— START LISTED ENTRIES —
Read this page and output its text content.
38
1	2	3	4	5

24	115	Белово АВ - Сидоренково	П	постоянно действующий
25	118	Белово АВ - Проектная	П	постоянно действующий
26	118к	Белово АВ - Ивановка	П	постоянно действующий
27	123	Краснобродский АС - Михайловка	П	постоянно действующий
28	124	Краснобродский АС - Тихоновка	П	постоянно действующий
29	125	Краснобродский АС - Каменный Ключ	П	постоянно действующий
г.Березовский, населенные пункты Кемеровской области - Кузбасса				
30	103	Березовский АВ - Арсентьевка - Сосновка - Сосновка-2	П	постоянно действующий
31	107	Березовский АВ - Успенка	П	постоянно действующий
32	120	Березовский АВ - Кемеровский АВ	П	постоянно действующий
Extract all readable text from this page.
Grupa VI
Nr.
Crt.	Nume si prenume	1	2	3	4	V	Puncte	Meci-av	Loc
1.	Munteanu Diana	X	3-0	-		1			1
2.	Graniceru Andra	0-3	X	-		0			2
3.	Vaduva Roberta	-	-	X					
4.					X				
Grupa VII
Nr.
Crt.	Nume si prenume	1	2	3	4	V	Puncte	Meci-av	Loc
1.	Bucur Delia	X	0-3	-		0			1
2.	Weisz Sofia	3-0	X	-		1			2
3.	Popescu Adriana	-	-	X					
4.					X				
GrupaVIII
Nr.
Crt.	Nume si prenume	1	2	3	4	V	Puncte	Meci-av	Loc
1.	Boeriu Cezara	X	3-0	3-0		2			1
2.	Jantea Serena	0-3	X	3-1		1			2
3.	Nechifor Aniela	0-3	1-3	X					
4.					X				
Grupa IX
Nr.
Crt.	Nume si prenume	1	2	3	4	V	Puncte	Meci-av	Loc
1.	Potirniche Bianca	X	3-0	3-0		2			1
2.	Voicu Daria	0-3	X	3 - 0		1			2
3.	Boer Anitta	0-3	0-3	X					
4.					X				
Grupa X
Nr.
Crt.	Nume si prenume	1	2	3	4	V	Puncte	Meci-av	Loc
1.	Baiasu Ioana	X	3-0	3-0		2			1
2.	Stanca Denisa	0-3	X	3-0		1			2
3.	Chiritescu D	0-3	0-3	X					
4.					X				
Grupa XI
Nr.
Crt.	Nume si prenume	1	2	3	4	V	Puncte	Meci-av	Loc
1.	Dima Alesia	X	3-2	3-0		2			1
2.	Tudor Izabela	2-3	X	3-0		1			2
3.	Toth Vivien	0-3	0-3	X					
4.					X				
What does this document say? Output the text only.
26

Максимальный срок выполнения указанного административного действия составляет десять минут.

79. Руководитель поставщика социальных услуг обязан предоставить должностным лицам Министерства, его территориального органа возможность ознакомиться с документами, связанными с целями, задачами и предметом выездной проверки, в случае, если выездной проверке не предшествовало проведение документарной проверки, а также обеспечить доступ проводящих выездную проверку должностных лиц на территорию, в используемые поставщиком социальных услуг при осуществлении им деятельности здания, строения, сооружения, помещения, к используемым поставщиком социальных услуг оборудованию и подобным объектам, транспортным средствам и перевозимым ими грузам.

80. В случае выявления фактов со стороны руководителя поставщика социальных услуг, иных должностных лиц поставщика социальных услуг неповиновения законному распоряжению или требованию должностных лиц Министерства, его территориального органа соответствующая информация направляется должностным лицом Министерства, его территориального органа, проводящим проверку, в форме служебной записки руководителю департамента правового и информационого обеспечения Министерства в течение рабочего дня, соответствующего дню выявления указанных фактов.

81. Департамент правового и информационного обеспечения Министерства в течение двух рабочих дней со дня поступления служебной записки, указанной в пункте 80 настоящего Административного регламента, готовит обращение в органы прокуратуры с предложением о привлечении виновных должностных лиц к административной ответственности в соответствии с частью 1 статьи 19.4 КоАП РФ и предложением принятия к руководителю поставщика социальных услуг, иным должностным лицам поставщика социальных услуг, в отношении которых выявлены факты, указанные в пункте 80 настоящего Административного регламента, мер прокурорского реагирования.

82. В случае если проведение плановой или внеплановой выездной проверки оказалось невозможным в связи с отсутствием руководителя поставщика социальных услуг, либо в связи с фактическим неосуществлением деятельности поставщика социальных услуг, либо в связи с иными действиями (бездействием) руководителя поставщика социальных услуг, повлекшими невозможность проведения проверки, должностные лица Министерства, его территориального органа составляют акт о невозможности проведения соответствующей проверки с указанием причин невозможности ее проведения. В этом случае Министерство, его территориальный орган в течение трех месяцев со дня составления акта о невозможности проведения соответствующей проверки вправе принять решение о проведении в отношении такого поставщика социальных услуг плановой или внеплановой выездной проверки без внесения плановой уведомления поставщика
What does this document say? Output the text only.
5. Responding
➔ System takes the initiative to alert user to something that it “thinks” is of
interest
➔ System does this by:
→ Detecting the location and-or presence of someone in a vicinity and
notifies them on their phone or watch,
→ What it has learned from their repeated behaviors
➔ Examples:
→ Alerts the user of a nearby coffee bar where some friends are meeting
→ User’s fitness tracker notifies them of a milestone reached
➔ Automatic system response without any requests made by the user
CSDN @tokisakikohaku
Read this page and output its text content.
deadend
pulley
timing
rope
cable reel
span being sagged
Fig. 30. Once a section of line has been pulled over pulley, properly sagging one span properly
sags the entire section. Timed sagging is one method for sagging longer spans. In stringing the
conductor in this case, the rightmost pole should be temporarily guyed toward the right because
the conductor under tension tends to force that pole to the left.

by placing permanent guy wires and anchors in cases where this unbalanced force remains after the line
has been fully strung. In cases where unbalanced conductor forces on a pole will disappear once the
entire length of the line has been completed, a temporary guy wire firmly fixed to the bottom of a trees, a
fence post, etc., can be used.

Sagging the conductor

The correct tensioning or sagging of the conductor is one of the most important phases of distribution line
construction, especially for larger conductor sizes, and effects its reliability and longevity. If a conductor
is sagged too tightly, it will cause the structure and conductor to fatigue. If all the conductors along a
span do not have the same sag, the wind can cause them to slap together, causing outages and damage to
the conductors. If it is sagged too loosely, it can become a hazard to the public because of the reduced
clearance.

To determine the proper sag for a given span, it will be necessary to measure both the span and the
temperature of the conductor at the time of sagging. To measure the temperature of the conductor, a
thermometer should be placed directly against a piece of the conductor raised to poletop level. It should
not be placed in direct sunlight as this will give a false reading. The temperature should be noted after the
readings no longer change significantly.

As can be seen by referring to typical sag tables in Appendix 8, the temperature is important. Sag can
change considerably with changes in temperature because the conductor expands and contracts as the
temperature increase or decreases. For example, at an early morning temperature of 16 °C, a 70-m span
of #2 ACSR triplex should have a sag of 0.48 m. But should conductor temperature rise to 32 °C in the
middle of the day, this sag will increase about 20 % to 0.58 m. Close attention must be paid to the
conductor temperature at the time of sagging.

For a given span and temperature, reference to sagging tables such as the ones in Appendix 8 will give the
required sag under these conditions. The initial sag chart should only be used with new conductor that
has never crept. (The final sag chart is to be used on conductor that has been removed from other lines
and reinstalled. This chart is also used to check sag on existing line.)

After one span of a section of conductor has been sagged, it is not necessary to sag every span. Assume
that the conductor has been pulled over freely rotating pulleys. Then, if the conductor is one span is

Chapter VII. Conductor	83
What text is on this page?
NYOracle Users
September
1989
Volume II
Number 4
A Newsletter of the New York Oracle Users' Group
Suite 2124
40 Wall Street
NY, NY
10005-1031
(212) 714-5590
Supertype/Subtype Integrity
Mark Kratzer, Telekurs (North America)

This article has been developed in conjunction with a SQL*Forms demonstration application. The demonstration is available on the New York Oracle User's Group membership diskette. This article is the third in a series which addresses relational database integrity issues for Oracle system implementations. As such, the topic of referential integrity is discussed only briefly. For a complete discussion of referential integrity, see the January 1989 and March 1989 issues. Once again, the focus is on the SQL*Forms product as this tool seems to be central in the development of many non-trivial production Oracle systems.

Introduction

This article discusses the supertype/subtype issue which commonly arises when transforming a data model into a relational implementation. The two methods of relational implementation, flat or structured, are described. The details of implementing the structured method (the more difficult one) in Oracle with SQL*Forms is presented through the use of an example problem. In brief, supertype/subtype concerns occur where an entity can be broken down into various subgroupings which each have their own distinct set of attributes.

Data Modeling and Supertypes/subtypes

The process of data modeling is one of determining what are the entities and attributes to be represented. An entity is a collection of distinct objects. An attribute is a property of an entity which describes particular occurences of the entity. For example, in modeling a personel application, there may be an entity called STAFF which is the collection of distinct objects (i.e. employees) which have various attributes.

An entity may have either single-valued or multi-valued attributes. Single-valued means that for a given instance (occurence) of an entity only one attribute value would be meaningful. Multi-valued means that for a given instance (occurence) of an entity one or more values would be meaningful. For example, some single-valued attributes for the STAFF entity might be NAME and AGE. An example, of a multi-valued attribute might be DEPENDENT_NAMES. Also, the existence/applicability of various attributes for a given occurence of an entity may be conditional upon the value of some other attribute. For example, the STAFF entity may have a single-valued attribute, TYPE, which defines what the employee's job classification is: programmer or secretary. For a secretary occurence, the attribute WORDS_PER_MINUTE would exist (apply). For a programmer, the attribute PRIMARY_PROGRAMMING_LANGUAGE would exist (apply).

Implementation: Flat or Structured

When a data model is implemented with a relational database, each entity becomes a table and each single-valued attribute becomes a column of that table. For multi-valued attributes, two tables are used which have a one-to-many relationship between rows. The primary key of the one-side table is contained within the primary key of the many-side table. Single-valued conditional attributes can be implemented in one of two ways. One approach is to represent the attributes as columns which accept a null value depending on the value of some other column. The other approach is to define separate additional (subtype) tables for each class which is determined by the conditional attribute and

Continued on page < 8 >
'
— END LISTED ENTRIES —
OBJECTIVE ▸
Search the data above for the word "over", then gather each line in which it appears.

FULL RESPONSE ▸
Fig. 30. Once a section of line has been pulled over pulley, properly sagging one span properly
that the conductor has been pulled over freely rotating pulleys. Then, if the conductor is one span is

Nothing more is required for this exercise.